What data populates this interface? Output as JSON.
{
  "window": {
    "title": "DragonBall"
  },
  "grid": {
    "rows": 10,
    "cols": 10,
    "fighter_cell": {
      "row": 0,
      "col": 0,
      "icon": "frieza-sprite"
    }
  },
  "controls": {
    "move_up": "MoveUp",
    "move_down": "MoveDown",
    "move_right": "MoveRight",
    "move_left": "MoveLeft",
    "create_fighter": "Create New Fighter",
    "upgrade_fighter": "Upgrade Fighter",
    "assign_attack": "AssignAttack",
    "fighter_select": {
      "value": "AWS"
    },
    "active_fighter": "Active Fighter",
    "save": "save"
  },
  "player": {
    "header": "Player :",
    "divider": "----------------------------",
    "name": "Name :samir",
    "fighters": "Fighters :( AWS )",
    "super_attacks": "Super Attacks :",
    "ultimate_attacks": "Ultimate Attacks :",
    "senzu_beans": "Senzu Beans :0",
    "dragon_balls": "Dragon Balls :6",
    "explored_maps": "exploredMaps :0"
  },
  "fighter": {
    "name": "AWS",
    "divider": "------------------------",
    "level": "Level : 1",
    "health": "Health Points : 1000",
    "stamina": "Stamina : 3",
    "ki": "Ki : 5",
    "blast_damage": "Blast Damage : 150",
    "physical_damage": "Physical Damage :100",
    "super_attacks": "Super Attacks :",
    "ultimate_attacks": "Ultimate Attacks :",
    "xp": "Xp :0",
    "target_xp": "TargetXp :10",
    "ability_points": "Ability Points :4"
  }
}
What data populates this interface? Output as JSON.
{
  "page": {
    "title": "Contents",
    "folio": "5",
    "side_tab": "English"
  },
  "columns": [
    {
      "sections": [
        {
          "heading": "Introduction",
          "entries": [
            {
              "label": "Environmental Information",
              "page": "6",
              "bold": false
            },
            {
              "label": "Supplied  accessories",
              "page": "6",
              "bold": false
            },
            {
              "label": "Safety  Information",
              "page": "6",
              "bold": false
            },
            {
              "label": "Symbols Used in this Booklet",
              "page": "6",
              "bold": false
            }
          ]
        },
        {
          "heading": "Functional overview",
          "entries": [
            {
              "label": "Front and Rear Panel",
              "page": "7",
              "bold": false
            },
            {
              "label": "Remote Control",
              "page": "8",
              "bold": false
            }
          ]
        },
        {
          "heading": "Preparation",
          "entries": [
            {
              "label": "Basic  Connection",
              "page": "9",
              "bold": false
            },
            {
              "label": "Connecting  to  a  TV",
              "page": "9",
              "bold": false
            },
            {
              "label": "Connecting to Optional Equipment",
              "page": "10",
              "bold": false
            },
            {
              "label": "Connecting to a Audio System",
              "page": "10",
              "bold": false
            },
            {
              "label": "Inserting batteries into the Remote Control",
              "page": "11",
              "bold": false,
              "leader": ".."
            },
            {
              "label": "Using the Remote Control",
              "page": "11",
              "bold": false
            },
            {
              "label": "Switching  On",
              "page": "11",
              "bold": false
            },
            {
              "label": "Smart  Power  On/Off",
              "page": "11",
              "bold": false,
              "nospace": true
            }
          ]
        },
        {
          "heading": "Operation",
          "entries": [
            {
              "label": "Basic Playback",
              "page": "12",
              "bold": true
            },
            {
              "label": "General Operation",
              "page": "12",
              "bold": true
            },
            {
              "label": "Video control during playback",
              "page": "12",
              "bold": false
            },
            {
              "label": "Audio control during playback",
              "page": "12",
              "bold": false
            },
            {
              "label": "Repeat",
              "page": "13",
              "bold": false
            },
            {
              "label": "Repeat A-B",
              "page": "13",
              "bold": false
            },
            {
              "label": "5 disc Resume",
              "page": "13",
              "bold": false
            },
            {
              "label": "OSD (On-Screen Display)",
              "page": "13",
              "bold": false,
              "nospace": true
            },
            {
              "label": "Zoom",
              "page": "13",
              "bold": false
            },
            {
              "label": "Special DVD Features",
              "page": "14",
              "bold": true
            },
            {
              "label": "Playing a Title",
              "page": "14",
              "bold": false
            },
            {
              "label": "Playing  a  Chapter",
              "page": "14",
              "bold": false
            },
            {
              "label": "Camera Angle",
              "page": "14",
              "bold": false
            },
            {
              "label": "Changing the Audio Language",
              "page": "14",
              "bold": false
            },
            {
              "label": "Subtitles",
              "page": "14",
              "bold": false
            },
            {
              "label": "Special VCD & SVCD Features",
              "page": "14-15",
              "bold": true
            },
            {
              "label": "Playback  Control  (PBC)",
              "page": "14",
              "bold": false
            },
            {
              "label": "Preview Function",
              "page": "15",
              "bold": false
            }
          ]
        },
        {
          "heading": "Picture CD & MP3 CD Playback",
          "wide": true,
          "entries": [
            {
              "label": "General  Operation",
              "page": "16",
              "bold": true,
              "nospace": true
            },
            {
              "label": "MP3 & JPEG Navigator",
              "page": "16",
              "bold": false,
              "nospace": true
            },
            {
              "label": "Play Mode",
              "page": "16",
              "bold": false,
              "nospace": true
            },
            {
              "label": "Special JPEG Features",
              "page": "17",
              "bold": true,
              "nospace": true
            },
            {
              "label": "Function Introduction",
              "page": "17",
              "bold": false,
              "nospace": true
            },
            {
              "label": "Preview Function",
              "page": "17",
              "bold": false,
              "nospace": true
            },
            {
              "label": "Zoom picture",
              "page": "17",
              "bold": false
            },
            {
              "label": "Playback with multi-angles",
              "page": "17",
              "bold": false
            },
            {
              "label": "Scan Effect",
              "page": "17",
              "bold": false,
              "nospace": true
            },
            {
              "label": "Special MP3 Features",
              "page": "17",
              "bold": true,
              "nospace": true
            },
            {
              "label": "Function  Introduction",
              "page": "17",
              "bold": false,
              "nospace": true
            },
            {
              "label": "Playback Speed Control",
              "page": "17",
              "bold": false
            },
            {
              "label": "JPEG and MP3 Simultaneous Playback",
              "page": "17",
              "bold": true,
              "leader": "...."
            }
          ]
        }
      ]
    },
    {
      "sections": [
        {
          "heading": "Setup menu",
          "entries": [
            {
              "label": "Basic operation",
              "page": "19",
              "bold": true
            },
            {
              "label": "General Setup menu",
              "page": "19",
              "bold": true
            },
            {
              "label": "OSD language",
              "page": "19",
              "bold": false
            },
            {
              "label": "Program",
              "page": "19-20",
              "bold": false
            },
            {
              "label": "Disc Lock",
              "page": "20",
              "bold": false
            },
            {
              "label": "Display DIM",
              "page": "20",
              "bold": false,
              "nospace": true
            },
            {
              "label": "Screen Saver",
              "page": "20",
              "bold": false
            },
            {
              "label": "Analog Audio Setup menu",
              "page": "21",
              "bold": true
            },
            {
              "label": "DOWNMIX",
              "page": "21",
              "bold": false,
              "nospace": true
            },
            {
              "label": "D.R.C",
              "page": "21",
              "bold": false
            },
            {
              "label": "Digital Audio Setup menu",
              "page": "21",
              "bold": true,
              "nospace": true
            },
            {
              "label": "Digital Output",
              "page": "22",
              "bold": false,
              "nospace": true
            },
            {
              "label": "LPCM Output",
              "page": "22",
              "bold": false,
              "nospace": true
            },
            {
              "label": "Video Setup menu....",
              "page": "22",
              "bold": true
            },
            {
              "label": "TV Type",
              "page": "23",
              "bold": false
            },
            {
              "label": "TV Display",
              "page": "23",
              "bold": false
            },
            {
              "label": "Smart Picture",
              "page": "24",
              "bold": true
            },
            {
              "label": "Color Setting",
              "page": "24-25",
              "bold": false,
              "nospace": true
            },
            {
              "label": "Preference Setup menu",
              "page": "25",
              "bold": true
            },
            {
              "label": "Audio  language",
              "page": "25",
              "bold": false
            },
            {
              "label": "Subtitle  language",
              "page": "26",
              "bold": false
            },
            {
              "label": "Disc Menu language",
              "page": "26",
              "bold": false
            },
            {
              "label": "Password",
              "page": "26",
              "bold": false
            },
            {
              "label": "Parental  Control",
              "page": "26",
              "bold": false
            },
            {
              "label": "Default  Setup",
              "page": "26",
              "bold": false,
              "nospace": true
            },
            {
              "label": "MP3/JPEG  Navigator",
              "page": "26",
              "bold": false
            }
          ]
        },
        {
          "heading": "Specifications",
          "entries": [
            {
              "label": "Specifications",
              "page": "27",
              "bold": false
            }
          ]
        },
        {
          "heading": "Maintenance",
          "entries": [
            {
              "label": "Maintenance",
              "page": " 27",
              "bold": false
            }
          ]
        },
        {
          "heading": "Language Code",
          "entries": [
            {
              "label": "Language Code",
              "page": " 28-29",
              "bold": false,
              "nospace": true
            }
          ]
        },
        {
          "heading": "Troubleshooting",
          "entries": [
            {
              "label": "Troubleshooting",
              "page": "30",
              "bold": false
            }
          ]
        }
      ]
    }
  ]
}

* Instruction *
In the entries above, how many lines contain the word "Display"? Answer with the number only.

* Correct answer *
3